[Dataset items]

========================================

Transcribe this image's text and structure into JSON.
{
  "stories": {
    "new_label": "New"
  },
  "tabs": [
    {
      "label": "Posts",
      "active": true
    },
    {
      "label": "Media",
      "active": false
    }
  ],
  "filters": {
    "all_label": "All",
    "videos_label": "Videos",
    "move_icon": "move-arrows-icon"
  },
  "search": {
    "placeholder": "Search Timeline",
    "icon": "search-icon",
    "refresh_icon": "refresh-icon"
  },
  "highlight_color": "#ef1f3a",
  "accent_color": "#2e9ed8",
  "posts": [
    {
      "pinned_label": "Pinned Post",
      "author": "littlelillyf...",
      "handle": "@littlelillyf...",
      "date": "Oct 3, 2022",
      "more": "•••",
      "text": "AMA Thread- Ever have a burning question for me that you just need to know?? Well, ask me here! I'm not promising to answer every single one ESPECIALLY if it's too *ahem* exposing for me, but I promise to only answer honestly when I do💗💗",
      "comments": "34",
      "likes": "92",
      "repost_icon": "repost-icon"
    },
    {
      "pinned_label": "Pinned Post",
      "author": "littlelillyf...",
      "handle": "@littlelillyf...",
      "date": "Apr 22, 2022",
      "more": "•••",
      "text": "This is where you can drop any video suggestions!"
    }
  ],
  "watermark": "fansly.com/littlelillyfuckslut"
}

========================================

• [TASK PROMPT]:
Make an exact copy of the records.

• [REPLY]:
Transcribe this image's text and structure into JSON.
{
  "stories": {
    "new_label": "New"
  },
  "tabs": [
    {
      "label": "Posts",
      "active": true
    },
    {
      "label": "Media",
      "active": false
    }
  ],
  "filters": {
    "all_label": "All",
    "videos_label": "Videos",
    "move_icon": "move-arrows-icon"
  },
  "search": {
    "placeholder": "Search Timeline",
    "icon": "search-icon",
    "refresh_icon": "refresh-icon"
  },
  "highlight_color": "#ef1f3a",
  "accent_color": "#2e9ed8",
  "posts": [
    {
      "pinned_label": "Pinned Post",
      "author": "littlelillyf...",
      "handle": "@littlelillyf...",
      "date": "Oct 3, 2022",
      "more": "•••",
      "text": "AMA Thread- Ever have a burning question for me that you just need to know?? Well, ask me here! I'm not promising to answer every single one ESPECIALLY if it's too *ahem* exposing for me, but I promise to only answer honestly when I do💗💗",
      "comments": "34",
      "likes": "92",
      "repost_icon": "repost-icon"
    },
    {
      "pinned_label": "Pinned Post",
      "author": "littlelillyf...",
      "handle": "@littlelillyf...",
      "date": "Apr 22, 2022",
      "more": "•••",
      "text": "This is where you can drop any video suggestions!"
    }
  ],
  "watermark": "fansly.com/littlelillyfuckslut"
}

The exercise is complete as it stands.